» **Written exercise**:
Locate all lines with the word "위생적인". Copy them.

---- Records shown

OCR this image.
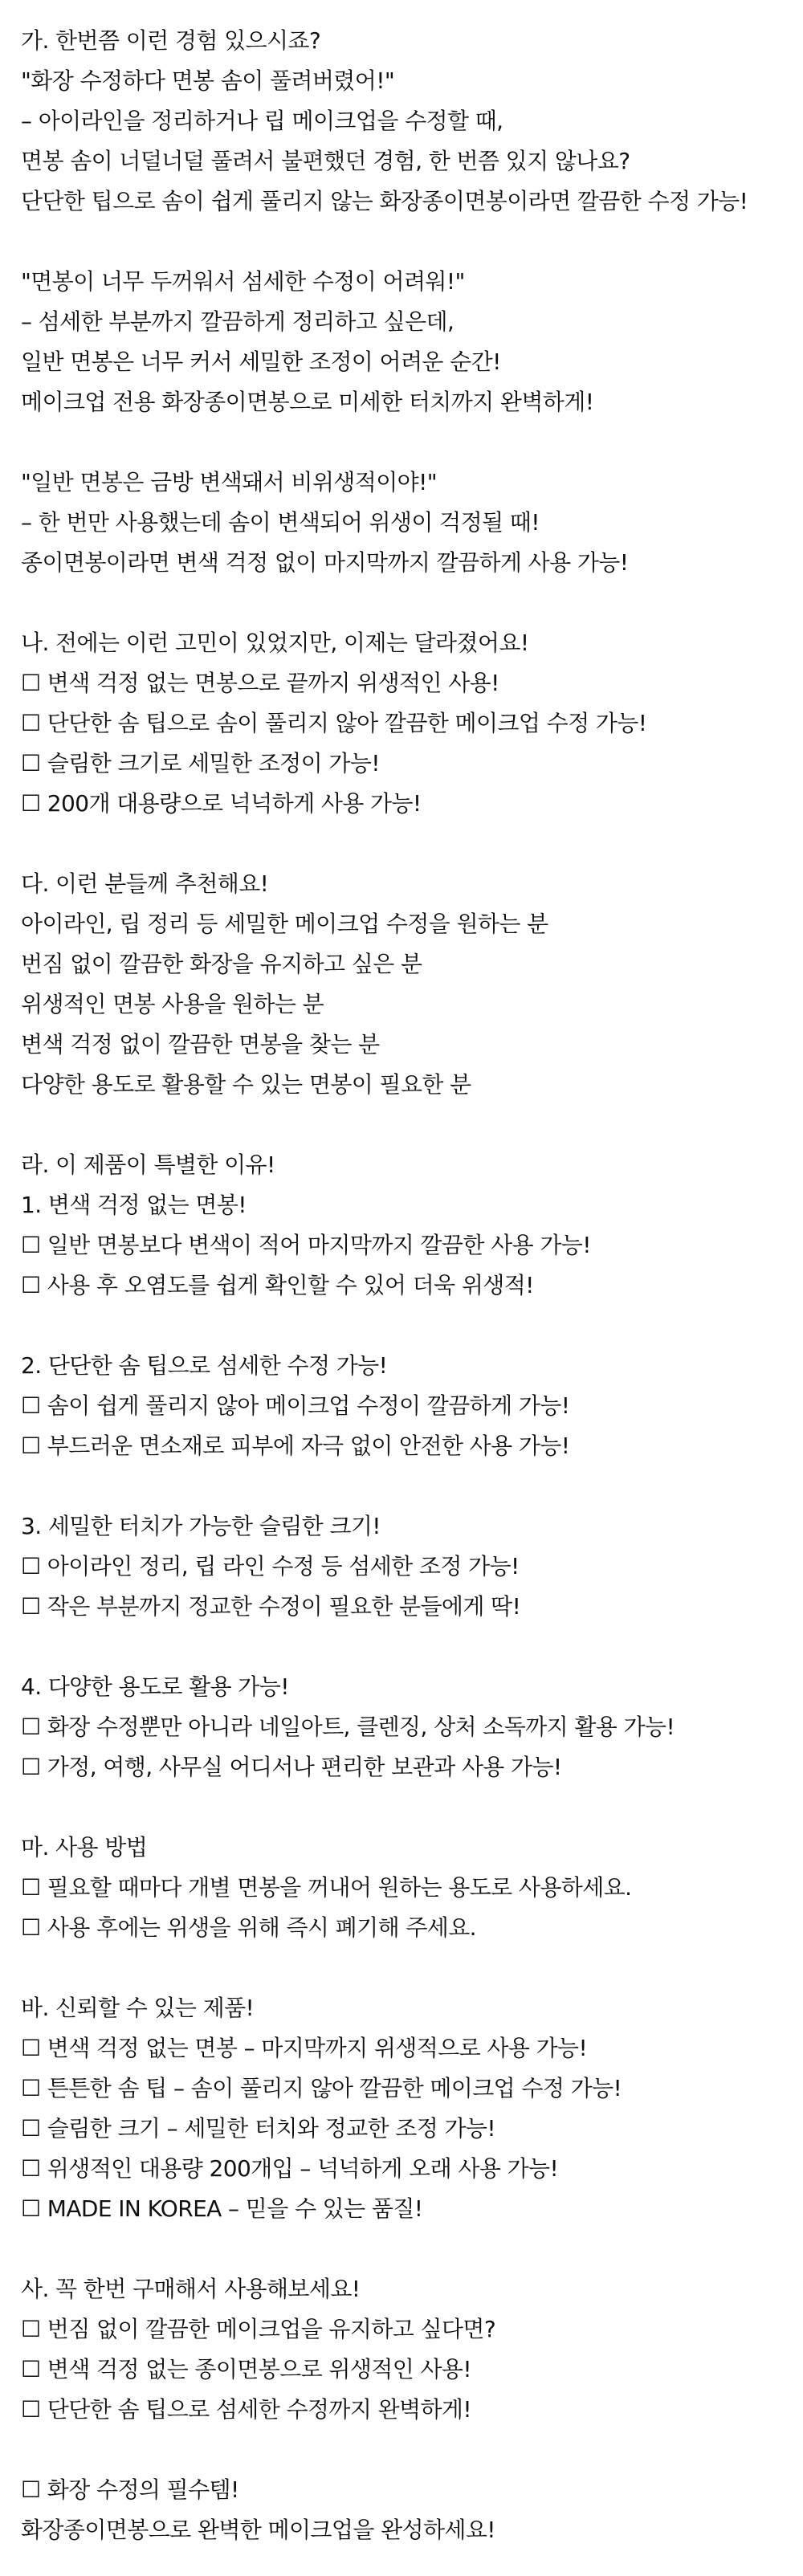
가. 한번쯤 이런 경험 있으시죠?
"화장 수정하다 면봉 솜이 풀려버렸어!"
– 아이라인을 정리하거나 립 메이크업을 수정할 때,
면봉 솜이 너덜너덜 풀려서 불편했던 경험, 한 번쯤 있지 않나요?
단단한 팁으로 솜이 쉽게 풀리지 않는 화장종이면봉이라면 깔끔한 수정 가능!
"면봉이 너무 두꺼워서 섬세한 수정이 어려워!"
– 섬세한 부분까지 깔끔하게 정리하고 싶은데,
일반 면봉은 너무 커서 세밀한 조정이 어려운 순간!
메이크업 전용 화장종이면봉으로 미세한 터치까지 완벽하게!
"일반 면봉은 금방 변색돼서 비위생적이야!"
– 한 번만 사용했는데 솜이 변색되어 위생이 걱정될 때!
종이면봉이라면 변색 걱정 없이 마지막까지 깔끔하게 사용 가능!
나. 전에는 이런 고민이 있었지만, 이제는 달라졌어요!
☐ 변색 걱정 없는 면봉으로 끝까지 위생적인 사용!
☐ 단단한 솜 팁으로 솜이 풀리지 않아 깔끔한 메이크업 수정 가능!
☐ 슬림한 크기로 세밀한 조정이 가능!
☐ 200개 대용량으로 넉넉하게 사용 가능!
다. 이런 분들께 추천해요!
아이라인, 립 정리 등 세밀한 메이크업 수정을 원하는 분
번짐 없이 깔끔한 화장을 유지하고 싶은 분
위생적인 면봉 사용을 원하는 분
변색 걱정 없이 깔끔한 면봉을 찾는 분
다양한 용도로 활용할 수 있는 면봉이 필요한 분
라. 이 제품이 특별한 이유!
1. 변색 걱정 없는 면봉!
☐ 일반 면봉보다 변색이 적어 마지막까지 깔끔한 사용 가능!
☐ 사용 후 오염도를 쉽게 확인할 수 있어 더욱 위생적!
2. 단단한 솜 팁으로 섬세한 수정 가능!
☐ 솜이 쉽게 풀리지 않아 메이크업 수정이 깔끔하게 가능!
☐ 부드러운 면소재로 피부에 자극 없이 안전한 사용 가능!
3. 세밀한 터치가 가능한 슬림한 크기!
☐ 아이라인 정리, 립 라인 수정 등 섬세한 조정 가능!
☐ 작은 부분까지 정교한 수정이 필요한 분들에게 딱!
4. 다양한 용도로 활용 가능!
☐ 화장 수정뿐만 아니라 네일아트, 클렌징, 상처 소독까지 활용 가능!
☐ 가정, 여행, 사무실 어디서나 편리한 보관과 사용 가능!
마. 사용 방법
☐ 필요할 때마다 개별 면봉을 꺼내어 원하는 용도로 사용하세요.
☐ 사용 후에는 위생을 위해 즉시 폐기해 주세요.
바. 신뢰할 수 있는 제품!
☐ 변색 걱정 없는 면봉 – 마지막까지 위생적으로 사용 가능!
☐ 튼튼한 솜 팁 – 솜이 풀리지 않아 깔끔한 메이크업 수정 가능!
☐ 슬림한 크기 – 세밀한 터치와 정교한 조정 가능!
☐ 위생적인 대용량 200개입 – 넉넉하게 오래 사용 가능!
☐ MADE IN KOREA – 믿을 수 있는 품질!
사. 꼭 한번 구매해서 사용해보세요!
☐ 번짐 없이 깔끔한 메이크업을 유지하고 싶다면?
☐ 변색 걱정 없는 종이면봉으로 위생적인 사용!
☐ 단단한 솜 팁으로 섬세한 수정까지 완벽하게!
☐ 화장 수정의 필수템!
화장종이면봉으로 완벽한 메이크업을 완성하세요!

--------

» **Exercise response**:
☐ 변색 걱정 없는 면봉으로 끝까지 위생적인 사용!
위생적인 면봉 사용을 원하는 분
☐ 위생적인 대용량 200개입 – 넉넉하게 오래 사용 가능!
☐ 변색 걱정 없는 종이면봉으로 위생적인 사용!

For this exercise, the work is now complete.